PROBLEM TO WORK ON: Return all of the data exactly, with nothing left out but the pictures.

-- START OF EXTRACTED INFORMATION --

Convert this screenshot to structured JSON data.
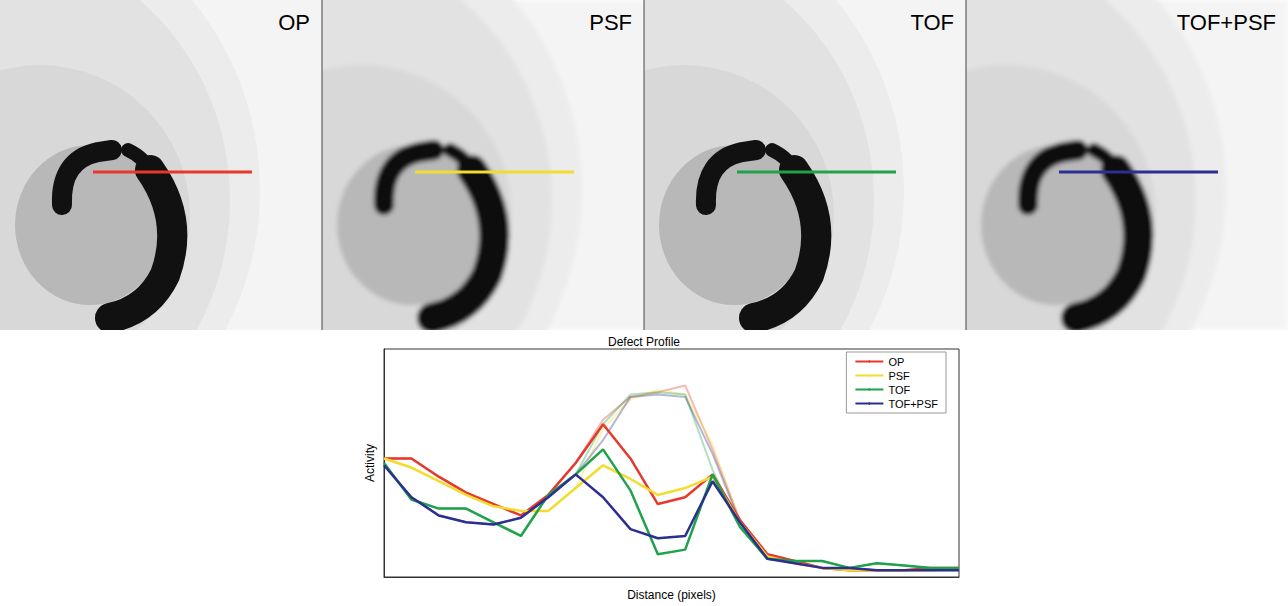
{
  "chart_data": {
    "type": "line",
    "title": "Defect Profile",
    "x_label": "Distance (pixels)",
    "y_label": "Activity",
    "x": [
      0,
      1,
      2,
      3,
      4,
      5,
      6,
      7,
      8,
      9,
      10,
      11,
      12,
      13,
      14,
      15,
      16,
      17,
      18,
      19,
      20,
      21
    ],
    "xlim": [
      0,
      21
    ],
    "ylim": [
      0,
      100
    ],
    "tick_labels": false,
    "grid": false,
    "legend": "upper right",
    "series": [
      {
        "name": "OP",
        "color": "#e8372b",
        "values": [
          52,
          52,
          44,
          37,
          32,
          27,
          36,
          50,
          67,
          52,
          32,
          35,
          45,
          25,
          10,
          7,
          4,
          3,
          3,
          3,
          4,
          4
        ],
        "reference_values": [
          52,
          52,
          44,
          37,
          32,
          27,
          36,
          50,
          69,
          79,
          81,
          84,
          56,
          25,
          10,
          7,
          4,
          3,
          3,
          3,
          4,
          4
        ]
      },
      {
        "name": "PSF",
        "color": "#f2dc2e",
        "values": [
          52,
          48,
          42,
          36,
          31,
          29,
          29,
          39,
          49,
          43,
          36,
          39,
          44,
          24,
          9,
          6,
          4,
          3,
          3,
          3,
          3,
          4
        ],
        "reference_values": [
          52,
          48,
          42,
          36,
          31,
          29,
          29,
          39,
          65,
          78,
          82,
          80,
          58,
          24,
          9,
          6,
          4,
          3,
          3,
          3,
          3,
          4
        ]
      },
      {
        "name": "TOF",
        "color": "#1fa24a",
        "values": [
          50,
          34,
          30,
          30,
          24,
          18,
          36,
          45,
          56,
          38,
          10,
          12,
          45,
          22,
          8,
          7,
          7,
          4,
          6,
          5,
          4,
          4
        ],
        "reference_values": [
          50,
          34,
          30,
          30,
          24,
          18,
          36,
          45,
          67,
          80,
          81,
          80,
          47,
          22,
          8,
          7,
          7,
          4,
          6,
          5,
          4,
          4
        ]
      },
      {
        "name": "TOF+PSF",
        "color": "#2b2f8f",
        "values": [
          49,
          35,
          27,
          24,
          23,
          26,
          35,
          45,
          35,
          21,
          17,
          18,
          42,
          24,
          8,
          6,
          4,
          4,
          3,
          3,
          3,
          3
        ],
        "reference_values": [
          49,
          35,
          27,
          24,
          23,
          26,
          35,
          45,
          60,
          79,
          80,
          79,
          54,
          24,
          8,
          6,
          4,
          4,
          3,
          3,
          3,
          3
        ]
      }
    ]
  }
}
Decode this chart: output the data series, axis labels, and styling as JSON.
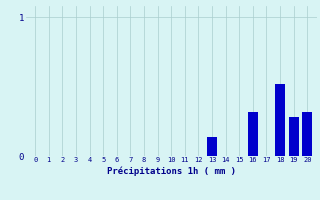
{
  "hours": [
    0,
    1,
    2,
    3,
    4,
    5,
    6,
    7,
    8,
    9,
    10,
    11,
    12,
    13,
    14,
    15,
    16,
    17,
    18,
    19,
    20
  ],
  "values": [
    0,
    0,
    0,
    0,
    0,
    0,
    0,
    0,
    0,
    0,
    0,
    0,
    0,
    0.14,
    0,
    0,
    0.32,
    0,
    0.52,
    0.28,
    0.32
  ],
  "bar_color": "#0000cc",
  "bg_color": "#d8f4f4",
  "grid_color": "#aacece",
  "xlabel": "Précipitations 1h ( mm )",
  "xlabel_color": "#00008b",
  "tick_color": "#00008b",
  "ylim": [
    0,
    1.08
  ],
  "xlim": [
    -0.7,
    20.7
  ]
}
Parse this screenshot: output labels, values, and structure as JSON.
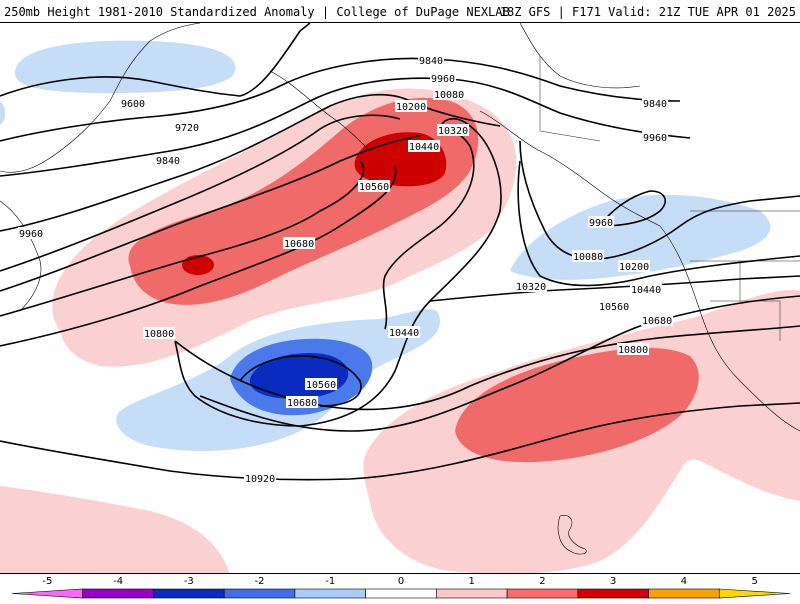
{
  "header": {
    "left": "250mb Height 1981-2010 Standardized Anomaly | College of DuPage NEXLAB",
    "right": "18Z GFS | F171 Valid: 21Z TUE APR 01 2025"
  },
  "contour_labels": [
    "9600",
    "9720",
    "9840",
    "9960",
    "10080",
    "10200",
    "10320",
    "10440",
    "10560",
    "10680",
    "10800",
    "10920"
  ],
  "colorbar": {
    "ticks": [
      "-5",
      "-4",
      "-3",
      "-2",
      "-1",
      "0",
      "1",
      "2",
      "3",
      "4",
      "5"
    ],
    "colors": [
      "#ff66ff",
      "#9a00c8",
      "#0a2bbf",
      "#3f6fe8",
      "#a9cdf6",
      "#ffffff",
      "#ffc8c8",
      "#ff6a6a",
      "#d40000",
      "#ffa000",
      "#ffd700"
    ]
  },
  "anomaly_colors": {
    "light_blue": "#c6ddf8",
    "mid_blue": "#4a79ea",
    "dark_blue": "#0a2bbf",
    "light_red": "#fbd0d0",
    "mid_red": "#f06a6a",
    "dark_red": "#cf0000"
  }
}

-- END OF EXTRACTED INFORMATION --

SOLUTION FOR THIS TASK:
Convert this screenshot to structured JSON data.
{
  "chart_data": {
    "type": "line",
    "title": "Defect Profile",
    "x_label": "Distance (pixels)",
    "y_label": "Activity",
    "x": [
      0,
      1,
      2,
      3,
      4,
      5,
      6,
      7,
      8,
      9,
      10,
      11,
      12,
      13,
      14,
      15,
      16,
      17,
      18,
      19,
      20,
      21
    ],
    "xlim": [
      0,
      21
    ],
    "ylim": [
      0,
      100
    ],
    "tick_labels": false,
    "grid": false,
    "legend": "upper right",
    "series": [
      {
        "name": "OP",
        "color": "#e8372b",
        "values": [
          52,
          52,
          44,
          37,
          32,
          27,
          36,
          50,
          67,
          52,
          32,
          35,
          45,
          25,
          10,
          7,
          4,
          3,
          3,
          3,
          4,
          4
        ],
        "reference_values": [
          52,
          52,
          44,
          37,
          32,
          27,
          36,
          50,
          69,
          79,
          81,
          84,
          56,
          25,
          10,
          7,
          4,
          3,
          3,
          3,
          4,
          4
        ]
      },
      {
        "name": "PSF",
        "color": "#f2dc2e",
        "values": [
          52,
          48,
          42,
          36,
          31,
          29,
          29,
          39,
          49,
          43,
          36,
          39,
          44,
          24,
          9,
          6,
          4,
          3,
          3,
          3,
          3,
          4
        ],
        "reference_values": [
          52,
          48,
          42,
          36,
          31,
          29,
          29,
          39,
          65,
          78,
          82,
          80,
          58,
          24,
          9,
          6,
          4,
          3,
          3,
          3,
          3,
          4
        ]
      },
      {
        "name": "TOF",
        "color": "#1fa24a",
        "values": [
          50,
          34,
          30,
          30,
          24,
          18,
          36,
          45,
          56,
          38,
          10,
          12,
          45,
          22,
          8,
          7,
          7,
          4,
          6,
          5,
          4,
          4
        ],
        "reference_values": [
          50,
          34,
          30,
          30,
          24,
          18,
          36,
          45,
          67,
          80,
          81,
          80,
          47,
          22,
          8,
          7,
          7,
          4,
          6,
          5,
          4,
          4
        ]
      },
      {
        "name": "TOF+PSF",
        "color": "#2b2f8f",
        "values": [
          49,
          35,
          27,
          24,
          23,
          26,
          35,
          45,
          35,
          21,
          17,
          18,
          42,
          24,
          8,
          6,
          4,
          4,
          3,
          3,
          3,
          3
        ],
        "reference_values": [
          49,
          35,
          27,
          24,
          23,
          26,
          35,
          45,
          60,
          79,
          80,
          79,
          54,
          24,
          8,
          6,
          4,
          4,
          3,
          3,
          3,
          3
        ]
      }
    ]
  }
}
Decode this chart: output the data series, axis labels, and styling as JSON.
{
  "hours": [
    0,
    1,
    2,
    3,
    4,
    5,
    6,
    7,
    8,
    9,
    10,
    11,
    12,
    13,
    14,
    15,
    16,
    17,
    18,
    19,
    20
  ],
  "values": [
    0,
    0,
    0,
    0,
    0,
    0,
    0,
    0,
    0,
    0,
    0,
    0,
    0,
    0.14,
    0,
    0,
    0.32,
    0,
    0.52,
    0.28,
    0.32
  ],
  "bar_color": "#0000cc",
  "bg_color": "#d8f4f4",
  "grid_color": "#aacece",
  "xlabel": "Précipitations 1h ( mm )",
  "xlabel_color": "#00008b",
  "tick_color": "#00008b",
  "ylim": [
    0,
    1.08
  ],
  "xlim": [
    -0.7,
    20.7
  ]
}
Parse this screenshot: output labels, values, and structure as JSON.
{
  "header": {
    "left": "250mb Height 1981-2010 Standardized Anomaly | College of DuPage NEXLAB",
    "right": "18Z GFS | F171 Valid: 21Z TUE APR 01 2025"
  },
  "contour_labels": [
    "9600",
    "9720",
    "9840",
    "9960",
    "10080",
    "10200",
    "10320",
    "10440",
    "10560",
    "10680",
    "10800",
    "10920"
  ],
  "colorbar": {
    "ticks": [
      "-5",
      "-4",
      "-3",
      "-2",
      "-1",
      "0",
      "1",
      "2",
      "3",
      "4",
      "5"
    ],
    "colors": [
      "#ff66ff",
      "#9a00c8",
      "#0a2bbf",
      "#3f6fe8",
      "#a9cdf6",
      "#ffffff",
      "#ffc8c8",
      "#ff6a6a",
      "#d40000",
      "#ffa000",
      "#ffd700"
    ]
  },
  "anomaly_colors": {
    "light_blue": "#c6ddf8",
    "mid_blue": "#4a79ea",
    "dark_blue": "#0a2bbf",
    "light_red": "#fbd0d0",
    "mid_red": "#f06a6a",
    "dark_red": "#cf0000"
  }
}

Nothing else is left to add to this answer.